Problem statement:
Write the material out again in full, word for word. Do not include the pictures.

* Start *

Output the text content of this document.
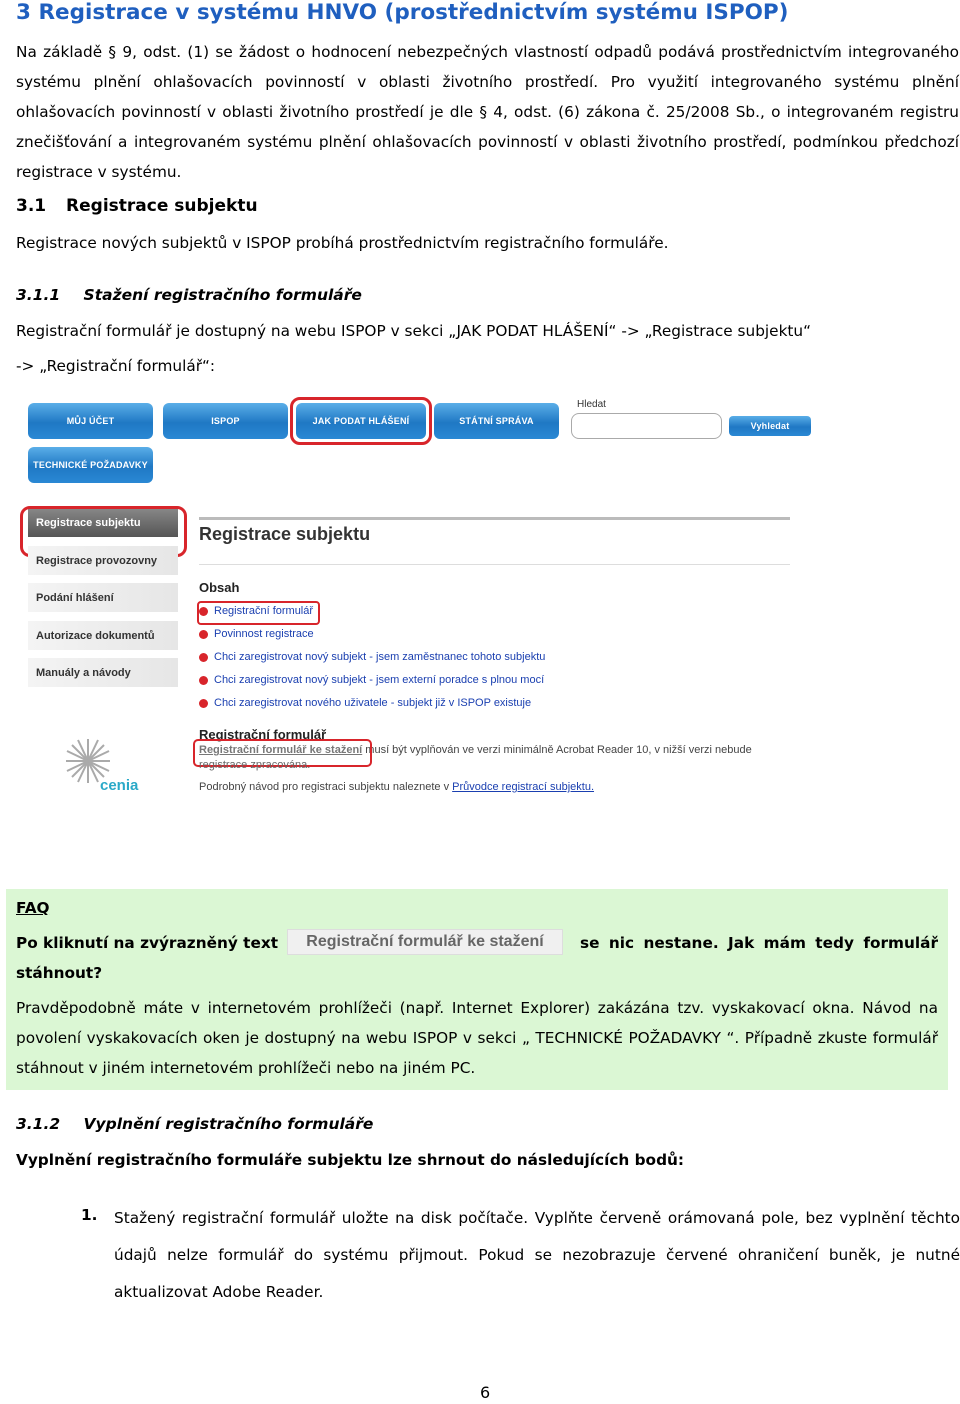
3 Registrace v systému HNVO (prostřednictvím systému ISPOP)
Na základě § 9, odst. (1) se žádost o hodnocení nebezpečných vlastností odpadů podává prostřednictvím integrovaného systému plnění ohlašovacích povinností v oblasti životního prostředí. Pro využití integrovaného systému plnění ohlašovacích povinností v oblasti životního prostředí je dle § 4, odst. (6) zákona č. 25/2008 Sb., o integrovaném registru znečišťování a integrovaném systému plnění ohlašovacích povinností v oblasti životního prostředí, podmínkou předchozí registrace v systému.
3.1 Registrace subjektu
Registrace nových subjektů v ISPOP probíhá prostřednictvím registračního formuláře.
3.1.1 Stažení registračního formuláře
Registrační formulář je dostupný na webu ISPOP v sekci „JAK PODAT HLÁŠENÍ“ -> „Registrace subjektu“
-> „Registrační formulář“:
MŮJ ÚČET	ISPOP	JAK PODAT HLÁŠENÍ	STÁTNÍ SPRÁVA
TECHNICKÉ POŽADAVKY
Hledat
Vyhledat
Registrace subjektu
Registrace provozovny
Podání hlášení
Autorizace dokumentů
Manuály a návody
cenia
Registrace subjektu
Obsah
Registrační formulář
Povinnost registrace
Chci zaregistrovat nový subjekt - jsem zaměstnanec tohoto subjektu
Chci zaregistrovat nový subjekt - jsem externí poradce s plnou mocí
Chci zaregistrovat nového uživatele - subjekt již v ISPOP existuje
Registrační formulář
Registrační formulář ke stažení musí být vyplňován ve verzi minimálně Acrobat Reader 10, v nižší verzi nebude
registrace zpracována.
Podrobný návod pro registraci subjektu naleznete v Průvodce registrací subjektu.
FAQ
Po kliknutí na zvýrazněný text	Registrační formulář ke stažení	se nic nestane. Jak mám tedy formulář
stáhnout?
Pravděpodobně máte v internetovém prohlížeči (např. Internet Explorer) zakázána tzv. vyskakovací okna. Návod na povolení vyskakovacích oken je dostupný na webu ISPOP v sekci „ TECHNICKÉ POŽADAVKY “. Případně zkuste formulář stáhnout v jiném internetovém prohlížeči nebo na jiném PC.
3.1.2 Vyplnění registračního formuláře
Vyplnění registračního formuláře subjektu lze shrnout do následujících bodů:
1. Stažený registrační formulář uložte na disk počítače. Vyplňte červeně orámovaná pole, bez vyplnění těchto údajů nelze formulář do systému přijmout. Pokud se nezobrazuje červené ohraničení buněk, je nutné aktualizovat Adobe Reader.
6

* End *

Solved problem:
Output the text content of this document.
3 Registrace v systému HNVO (prostřednictvím systému ISPOP)
Na základě § 9, odst. (1) se žádost o hodnocení nebezpečných vlastností odpadů podává prostřednictvím integrovaného systému plnění ohlašovacích povinností v oblasti životního prostředí. Pro využití integrovaného systému plnění ohlašovacích povinností v oblasti životního prostředí je dle § 4, odst. (6) zákona č. 25/2008 Sb., o integrovaném registru znečišťování a integrovaném systému plnění ohlašovacích povinností v oblasti životního prostředí, podmínkou předchozí registrace v systému.
3.1 Registrace subjektu
Registrace nových subjektů v ISPOP probíhá prostřednictvím registračního formuláře.
3.1.1 Stažení registračního formuláře
Registrační formulář je dostupný na webu ISPOP v sekci „JAK PODAT HLÁŠENÍ“ -> „Registrace subjektu“
-> „Registrační formulář“:
MŮJ ÚČET	ISPOP	JAK PODAT HLÁŠENÍ	STÁTNÍ SPRÁVA
TECHNICKÉ POŽADAVKY
Hledat
Vyhledat
Registrace subjektu
Registrace provozovny
Podání hlášení
Autorizace dokumentů
Manuály a návody
cenia
Registrace subjektu
Obsah
Registrační formulář
Povinnost registrace
Chci zaregistrovat nový subjekt - jsem zaměstnanec tohoto subjektu
Chci zaregistrovat nový subjekt - jsem externí poradce s plnou mocí
Chci zaregistrovat nového uživatele - subjekt již v ISPOP existuje
Registrační formulář
Registrační formulář ke stažení musí být vyplňován ve verzi minimálně Acrobat Reader 10, v nižší verzi nebude
registrace zpracována.
Podrobný návod pro registraci subjektu naleznete v Průvodce registrací subjektu.
FAQ
Po kliknutí na zvýrazněný text	Registrační formulář ke stažení	se nic nestane. Jak mám tedy formulář
stáhnout?
Pravděpodobně máte v internetovém prohlížeči (např. Internet Explorer) zakázána tzv. vyskakovací okna. Návod na povolení vyskakovacích oken je dostupný na webu ISPOP v sekci „ TECHNICKÉ POŽADAVKY “. Případně zkuste formulář stáhnout v jiném internetovém prohlížeči nebo na jiném PC.
3.1.2 Vyplnění registračního formuláře
Vyplnění registračního formuláře subjektu lze shrnout do následujících bodů:
1. Stažený registrační formulář uložte na disk počítače. Vyplňte červeně orámovaná pole, bez vyplnění těchto údajů nelze formulář do systému přijmout. Pokud se nezobrazuje červené ohraničení buněk, je nutné aktualizovat Adobe Reader.
6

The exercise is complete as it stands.